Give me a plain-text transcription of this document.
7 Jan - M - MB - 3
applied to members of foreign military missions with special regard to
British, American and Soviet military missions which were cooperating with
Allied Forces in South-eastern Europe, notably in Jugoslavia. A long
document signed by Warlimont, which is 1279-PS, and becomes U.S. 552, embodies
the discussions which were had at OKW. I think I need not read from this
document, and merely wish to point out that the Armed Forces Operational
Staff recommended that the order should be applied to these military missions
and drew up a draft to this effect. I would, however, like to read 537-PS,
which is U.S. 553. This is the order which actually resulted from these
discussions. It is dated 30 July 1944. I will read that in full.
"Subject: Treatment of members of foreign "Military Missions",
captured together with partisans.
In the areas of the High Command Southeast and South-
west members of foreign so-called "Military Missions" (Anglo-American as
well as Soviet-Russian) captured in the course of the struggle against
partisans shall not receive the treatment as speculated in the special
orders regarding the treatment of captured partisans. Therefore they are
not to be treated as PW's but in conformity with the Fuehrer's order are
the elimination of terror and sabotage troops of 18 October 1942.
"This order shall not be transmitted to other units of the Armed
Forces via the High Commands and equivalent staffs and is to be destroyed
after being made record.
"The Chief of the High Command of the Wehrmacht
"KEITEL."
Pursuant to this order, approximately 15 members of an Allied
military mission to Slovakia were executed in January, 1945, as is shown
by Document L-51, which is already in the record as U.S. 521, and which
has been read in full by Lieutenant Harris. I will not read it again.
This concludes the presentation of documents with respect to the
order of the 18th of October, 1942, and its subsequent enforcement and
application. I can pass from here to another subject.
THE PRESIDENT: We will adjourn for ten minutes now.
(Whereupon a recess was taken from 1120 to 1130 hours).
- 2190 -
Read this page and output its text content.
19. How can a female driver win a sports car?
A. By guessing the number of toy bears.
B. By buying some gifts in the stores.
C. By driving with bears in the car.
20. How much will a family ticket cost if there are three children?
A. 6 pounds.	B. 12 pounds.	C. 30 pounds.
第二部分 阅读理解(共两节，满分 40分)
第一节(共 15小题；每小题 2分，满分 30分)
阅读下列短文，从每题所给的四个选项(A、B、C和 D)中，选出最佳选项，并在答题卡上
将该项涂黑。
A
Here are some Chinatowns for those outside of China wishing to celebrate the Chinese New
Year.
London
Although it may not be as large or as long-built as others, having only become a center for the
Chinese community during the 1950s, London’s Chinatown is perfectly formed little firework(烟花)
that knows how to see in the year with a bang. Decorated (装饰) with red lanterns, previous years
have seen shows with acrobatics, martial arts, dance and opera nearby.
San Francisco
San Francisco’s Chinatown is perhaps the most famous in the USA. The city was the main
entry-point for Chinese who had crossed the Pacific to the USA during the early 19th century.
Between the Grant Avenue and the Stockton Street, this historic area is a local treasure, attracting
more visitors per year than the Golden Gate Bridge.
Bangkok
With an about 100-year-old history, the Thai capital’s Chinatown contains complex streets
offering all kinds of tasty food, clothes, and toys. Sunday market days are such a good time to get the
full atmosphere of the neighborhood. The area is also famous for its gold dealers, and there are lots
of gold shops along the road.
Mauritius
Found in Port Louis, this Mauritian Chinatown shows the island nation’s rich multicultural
_____
Tally the lines of the records holding the word "shall", then give only the resulting number.

- COMPLETE ANSWER:
2